* **What you need to do**
Below are records; work out how many of their lines hold the string "капитального" and give that number alone.

-- -- --

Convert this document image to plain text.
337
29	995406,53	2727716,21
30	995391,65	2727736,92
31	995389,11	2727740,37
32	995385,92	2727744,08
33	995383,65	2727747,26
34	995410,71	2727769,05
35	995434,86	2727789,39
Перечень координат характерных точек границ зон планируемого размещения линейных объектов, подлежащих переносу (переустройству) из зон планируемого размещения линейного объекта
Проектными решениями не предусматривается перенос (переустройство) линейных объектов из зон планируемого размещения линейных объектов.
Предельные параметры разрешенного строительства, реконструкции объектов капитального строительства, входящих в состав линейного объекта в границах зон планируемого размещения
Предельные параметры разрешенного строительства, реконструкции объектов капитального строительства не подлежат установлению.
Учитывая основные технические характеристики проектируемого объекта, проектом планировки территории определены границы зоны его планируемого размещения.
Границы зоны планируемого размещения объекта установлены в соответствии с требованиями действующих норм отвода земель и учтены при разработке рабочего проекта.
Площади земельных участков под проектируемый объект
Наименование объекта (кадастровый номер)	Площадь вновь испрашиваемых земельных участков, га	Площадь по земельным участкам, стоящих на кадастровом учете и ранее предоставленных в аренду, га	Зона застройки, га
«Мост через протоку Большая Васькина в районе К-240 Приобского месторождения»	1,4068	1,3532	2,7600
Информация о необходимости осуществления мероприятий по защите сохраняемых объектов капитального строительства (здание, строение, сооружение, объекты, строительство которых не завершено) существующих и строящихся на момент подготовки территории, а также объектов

-- -- --

* **Worked answer**
3